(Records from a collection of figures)

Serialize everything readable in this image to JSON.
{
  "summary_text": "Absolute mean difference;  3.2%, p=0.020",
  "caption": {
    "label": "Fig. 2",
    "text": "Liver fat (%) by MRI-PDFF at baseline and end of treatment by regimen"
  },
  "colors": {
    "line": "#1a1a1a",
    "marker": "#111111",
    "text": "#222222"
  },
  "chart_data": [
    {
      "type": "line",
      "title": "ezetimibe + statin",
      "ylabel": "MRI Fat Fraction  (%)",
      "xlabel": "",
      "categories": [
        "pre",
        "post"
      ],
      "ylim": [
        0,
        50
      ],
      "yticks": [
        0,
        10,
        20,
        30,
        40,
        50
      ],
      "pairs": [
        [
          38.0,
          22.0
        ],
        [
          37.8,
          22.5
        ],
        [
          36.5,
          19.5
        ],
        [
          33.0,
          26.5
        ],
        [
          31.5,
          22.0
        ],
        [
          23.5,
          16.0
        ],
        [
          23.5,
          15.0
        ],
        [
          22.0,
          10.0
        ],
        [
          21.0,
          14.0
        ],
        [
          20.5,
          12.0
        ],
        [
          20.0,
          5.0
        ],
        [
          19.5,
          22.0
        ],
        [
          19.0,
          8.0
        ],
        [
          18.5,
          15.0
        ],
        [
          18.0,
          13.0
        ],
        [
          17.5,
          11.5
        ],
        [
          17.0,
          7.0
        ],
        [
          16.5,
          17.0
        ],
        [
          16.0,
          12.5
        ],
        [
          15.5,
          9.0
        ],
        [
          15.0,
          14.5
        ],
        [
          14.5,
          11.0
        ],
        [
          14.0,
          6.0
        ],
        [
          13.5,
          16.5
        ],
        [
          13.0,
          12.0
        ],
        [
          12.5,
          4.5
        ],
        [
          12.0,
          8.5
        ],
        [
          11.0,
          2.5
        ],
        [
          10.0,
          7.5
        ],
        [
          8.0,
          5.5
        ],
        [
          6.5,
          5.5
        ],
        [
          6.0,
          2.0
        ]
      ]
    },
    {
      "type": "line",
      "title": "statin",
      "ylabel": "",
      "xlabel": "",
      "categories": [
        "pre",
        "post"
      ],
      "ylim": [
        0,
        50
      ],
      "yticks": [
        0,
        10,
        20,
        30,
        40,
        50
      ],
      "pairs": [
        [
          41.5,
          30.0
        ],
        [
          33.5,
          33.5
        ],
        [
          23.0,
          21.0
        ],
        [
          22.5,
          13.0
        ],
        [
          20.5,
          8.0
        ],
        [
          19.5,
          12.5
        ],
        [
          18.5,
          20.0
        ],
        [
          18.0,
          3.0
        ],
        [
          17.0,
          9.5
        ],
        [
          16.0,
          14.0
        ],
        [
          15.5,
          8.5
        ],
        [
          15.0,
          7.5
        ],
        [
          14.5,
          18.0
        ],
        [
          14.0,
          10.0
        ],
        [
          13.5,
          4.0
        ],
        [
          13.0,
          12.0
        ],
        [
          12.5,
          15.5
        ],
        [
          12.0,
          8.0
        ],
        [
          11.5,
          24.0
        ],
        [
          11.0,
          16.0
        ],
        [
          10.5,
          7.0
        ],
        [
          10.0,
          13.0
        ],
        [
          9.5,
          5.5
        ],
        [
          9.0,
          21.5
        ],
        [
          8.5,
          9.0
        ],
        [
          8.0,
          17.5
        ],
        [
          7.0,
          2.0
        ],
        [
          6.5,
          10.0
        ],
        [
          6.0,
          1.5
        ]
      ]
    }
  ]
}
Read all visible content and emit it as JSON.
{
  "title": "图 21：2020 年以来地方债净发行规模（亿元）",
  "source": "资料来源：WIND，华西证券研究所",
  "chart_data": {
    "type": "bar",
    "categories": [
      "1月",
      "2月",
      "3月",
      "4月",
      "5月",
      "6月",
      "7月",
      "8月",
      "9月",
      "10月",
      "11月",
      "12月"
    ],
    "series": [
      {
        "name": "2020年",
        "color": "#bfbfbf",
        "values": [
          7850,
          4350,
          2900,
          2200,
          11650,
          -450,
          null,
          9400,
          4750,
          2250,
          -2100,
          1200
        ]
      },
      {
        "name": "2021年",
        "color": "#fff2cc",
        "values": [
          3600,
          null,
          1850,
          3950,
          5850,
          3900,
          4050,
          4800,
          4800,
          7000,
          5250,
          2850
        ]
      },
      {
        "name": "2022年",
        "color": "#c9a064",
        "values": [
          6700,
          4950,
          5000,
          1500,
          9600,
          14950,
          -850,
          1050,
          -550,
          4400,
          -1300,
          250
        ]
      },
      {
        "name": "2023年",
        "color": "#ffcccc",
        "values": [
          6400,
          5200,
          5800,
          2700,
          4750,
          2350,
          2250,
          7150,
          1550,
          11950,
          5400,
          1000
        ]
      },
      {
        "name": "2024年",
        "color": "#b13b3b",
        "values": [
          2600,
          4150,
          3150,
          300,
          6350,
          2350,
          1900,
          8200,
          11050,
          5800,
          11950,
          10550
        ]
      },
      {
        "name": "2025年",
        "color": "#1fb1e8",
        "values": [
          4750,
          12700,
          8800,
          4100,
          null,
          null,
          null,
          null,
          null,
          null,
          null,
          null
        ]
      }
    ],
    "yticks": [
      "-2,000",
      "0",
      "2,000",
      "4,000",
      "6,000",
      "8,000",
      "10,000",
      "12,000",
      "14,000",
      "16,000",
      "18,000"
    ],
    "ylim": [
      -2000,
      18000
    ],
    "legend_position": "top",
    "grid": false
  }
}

...

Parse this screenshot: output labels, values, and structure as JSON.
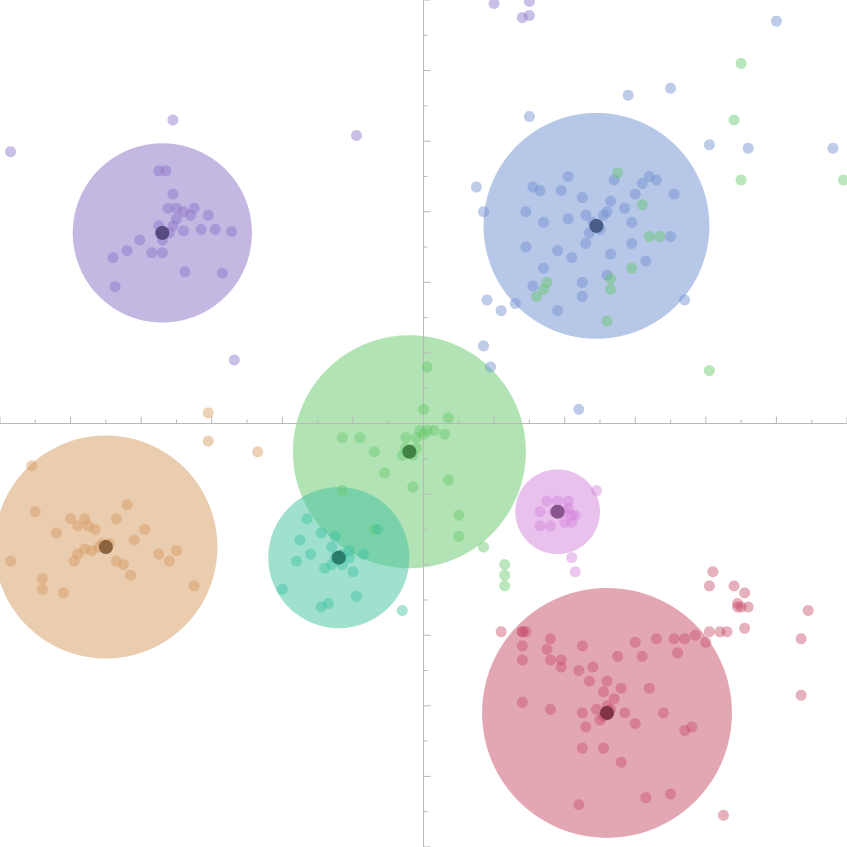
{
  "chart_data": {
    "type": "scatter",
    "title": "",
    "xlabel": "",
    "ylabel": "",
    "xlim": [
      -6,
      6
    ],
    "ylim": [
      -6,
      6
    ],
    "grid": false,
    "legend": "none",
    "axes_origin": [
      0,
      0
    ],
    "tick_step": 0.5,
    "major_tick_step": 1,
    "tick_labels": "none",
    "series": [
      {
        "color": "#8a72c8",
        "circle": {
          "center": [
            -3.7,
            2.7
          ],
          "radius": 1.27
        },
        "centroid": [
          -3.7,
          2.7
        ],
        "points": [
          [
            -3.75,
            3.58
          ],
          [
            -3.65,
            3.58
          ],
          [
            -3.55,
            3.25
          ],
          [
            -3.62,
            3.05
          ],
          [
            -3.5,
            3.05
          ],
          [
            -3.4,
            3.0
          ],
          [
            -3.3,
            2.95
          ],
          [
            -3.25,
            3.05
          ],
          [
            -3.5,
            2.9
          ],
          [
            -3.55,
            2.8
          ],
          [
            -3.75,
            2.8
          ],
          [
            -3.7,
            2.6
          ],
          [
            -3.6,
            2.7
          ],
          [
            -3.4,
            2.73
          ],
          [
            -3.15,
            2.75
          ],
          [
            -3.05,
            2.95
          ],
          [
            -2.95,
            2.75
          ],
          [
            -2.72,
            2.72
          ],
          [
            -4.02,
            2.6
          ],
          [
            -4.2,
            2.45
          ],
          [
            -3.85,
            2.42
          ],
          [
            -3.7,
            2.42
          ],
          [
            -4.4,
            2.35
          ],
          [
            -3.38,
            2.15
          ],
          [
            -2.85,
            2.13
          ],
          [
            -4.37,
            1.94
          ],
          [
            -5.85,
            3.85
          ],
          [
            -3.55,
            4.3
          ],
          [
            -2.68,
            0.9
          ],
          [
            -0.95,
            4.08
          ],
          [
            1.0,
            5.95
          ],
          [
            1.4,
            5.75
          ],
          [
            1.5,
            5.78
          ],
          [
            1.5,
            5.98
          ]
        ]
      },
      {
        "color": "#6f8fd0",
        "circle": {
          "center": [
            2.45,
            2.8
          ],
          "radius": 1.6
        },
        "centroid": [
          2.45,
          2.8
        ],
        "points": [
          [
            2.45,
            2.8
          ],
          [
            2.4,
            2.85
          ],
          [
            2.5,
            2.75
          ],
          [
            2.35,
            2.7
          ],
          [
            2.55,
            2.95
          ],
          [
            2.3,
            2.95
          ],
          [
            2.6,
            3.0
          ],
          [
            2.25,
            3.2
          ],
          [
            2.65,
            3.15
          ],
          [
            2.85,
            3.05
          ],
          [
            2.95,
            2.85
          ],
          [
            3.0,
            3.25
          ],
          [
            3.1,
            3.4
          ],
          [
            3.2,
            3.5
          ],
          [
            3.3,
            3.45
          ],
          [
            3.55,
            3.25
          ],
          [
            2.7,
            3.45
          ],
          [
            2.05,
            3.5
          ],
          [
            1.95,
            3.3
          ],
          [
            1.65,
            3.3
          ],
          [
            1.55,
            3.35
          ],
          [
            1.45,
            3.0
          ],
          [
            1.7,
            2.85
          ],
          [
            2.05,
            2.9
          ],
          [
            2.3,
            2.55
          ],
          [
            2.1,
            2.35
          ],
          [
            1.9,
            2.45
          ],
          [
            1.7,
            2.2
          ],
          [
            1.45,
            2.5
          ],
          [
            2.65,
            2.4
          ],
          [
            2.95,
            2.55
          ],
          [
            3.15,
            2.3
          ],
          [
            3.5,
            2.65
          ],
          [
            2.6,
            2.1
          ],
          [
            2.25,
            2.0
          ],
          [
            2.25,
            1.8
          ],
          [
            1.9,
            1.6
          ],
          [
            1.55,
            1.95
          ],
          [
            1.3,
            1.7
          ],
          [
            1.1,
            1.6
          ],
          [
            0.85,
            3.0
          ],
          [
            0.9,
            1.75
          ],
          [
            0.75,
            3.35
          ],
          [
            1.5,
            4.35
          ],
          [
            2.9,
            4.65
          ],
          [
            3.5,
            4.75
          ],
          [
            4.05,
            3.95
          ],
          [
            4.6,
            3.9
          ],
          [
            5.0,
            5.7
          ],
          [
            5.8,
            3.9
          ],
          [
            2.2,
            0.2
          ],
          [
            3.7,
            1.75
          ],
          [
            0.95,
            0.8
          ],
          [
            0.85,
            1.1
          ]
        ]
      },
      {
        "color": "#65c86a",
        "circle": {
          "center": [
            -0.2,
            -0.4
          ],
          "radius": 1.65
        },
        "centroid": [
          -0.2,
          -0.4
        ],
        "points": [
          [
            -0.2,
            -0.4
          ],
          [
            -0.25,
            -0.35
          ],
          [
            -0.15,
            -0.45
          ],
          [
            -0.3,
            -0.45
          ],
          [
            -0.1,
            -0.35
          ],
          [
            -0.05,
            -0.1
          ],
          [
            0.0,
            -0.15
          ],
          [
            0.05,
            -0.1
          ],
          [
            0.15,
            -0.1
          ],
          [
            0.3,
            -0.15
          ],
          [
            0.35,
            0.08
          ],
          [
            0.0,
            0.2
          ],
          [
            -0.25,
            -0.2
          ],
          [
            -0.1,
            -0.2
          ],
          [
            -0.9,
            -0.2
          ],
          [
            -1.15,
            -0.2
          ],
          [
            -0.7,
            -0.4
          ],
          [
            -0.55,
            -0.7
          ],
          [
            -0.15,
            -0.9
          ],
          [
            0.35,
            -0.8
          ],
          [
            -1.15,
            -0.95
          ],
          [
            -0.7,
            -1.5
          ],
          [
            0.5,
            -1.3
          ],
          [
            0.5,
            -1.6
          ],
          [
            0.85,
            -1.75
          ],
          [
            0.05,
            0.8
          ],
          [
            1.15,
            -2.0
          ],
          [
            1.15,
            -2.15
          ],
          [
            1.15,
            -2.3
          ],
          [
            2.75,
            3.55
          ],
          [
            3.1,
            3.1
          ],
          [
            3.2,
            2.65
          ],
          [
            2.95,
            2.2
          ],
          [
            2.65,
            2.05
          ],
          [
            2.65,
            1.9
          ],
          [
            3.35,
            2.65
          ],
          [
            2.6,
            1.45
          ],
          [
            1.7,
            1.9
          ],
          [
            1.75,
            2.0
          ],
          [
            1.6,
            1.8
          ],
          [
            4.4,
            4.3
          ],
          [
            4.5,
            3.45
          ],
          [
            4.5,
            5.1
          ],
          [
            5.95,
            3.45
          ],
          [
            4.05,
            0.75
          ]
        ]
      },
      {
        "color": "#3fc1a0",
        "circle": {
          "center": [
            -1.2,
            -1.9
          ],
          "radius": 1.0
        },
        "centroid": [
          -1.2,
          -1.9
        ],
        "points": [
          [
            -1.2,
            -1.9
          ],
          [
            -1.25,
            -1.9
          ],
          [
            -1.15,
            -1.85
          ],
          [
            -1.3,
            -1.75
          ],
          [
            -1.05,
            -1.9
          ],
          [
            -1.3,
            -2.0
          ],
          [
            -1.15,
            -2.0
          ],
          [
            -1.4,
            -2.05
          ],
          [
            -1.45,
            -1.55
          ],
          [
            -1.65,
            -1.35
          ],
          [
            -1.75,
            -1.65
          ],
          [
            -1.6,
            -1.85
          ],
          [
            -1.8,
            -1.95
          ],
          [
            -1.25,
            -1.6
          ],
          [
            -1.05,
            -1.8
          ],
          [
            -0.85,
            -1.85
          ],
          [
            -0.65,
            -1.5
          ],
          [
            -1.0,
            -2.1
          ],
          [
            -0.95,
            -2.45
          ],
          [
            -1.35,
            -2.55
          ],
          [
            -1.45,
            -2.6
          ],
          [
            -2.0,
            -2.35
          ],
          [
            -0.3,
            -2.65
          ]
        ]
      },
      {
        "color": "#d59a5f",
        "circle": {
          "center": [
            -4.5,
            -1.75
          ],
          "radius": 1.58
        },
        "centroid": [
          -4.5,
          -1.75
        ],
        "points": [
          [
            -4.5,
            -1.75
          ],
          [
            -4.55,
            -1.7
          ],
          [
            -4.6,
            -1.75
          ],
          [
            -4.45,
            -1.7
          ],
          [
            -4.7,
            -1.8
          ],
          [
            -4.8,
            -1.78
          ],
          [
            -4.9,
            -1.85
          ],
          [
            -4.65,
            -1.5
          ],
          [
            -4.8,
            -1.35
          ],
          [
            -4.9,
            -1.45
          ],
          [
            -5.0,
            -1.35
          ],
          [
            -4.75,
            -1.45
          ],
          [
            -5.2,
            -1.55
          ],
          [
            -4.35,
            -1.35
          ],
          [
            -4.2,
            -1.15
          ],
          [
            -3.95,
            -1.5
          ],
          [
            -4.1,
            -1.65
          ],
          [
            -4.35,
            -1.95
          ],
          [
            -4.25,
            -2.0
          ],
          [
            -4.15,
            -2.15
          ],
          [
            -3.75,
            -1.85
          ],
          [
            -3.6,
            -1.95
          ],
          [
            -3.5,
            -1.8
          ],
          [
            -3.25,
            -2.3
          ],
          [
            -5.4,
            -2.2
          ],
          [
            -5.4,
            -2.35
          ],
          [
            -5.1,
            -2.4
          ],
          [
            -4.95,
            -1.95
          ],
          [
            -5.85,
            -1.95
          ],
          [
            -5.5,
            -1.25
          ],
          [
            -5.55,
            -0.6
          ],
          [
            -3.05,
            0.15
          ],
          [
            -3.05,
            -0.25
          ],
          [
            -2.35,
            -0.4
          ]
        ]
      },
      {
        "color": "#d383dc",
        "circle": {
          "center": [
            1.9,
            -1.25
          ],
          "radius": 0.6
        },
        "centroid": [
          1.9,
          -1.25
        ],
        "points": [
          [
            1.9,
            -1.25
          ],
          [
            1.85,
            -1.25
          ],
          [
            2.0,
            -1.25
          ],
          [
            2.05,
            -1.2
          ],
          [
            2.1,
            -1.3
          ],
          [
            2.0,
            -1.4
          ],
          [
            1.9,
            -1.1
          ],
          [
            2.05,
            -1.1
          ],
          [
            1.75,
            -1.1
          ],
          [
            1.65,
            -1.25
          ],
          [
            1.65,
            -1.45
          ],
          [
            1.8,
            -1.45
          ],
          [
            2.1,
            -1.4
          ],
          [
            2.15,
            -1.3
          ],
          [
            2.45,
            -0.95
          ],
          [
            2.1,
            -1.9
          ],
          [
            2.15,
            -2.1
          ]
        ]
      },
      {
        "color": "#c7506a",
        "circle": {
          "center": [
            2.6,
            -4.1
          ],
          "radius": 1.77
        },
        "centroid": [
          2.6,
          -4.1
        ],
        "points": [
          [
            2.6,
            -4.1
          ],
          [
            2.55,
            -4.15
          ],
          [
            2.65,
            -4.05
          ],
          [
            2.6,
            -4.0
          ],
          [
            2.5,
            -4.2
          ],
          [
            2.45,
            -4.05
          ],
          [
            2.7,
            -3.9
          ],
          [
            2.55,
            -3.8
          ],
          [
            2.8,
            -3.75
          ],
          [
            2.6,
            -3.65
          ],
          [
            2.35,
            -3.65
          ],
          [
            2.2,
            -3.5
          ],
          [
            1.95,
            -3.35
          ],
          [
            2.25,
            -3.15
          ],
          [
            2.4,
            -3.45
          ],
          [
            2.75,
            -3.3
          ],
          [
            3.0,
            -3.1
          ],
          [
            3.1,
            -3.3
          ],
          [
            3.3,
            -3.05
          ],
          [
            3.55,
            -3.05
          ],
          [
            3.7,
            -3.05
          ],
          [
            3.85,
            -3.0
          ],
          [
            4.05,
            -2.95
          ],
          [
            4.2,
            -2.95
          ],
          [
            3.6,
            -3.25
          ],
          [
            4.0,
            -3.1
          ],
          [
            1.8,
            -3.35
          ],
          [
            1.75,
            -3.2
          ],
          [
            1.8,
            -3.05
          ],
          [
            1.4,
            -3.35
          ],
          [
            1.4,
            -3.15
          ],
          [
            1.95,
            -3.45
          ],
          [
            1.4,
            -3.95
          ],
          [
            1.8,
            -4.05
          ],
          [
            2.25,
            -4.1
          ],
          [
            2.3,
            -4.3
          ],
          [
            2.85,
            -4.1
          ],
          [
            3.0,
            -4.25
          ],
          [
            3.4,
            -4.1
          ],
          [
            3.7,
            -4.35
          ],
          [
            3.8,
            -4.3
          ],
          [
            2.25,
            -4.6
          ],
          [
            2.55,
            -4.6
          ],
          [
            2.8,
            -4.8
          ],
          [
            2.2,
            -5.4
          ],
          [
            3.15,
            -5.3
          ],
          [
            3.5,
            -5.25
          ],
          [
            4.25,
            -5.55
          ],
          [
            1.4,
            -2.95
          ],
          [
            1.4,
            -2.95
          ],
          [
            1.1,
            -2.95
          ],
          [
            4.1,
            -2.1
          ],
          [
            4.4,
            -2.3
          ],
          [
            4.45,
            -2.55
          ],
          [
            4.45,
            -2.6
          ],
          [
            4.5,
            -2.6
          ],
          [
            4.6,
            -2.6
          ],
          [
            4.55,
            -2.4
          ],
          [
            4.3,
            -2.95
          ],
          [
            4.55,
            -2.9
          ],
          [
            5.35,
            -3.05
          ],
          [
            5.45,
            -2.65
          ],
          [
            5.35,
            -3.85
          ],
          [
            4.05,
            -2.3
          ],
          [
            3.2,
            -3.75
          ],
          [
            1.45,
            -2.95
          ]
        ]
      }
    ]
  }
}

• [Your objective]: Copy whichever lines in the listing above contain the word "JSON".

• [Finished answer]:
Serialize everything readable in this image to JSON.
Read all visible content and emit it as JSON.
Parse this screenshot: output labels, values, and structure as JSON.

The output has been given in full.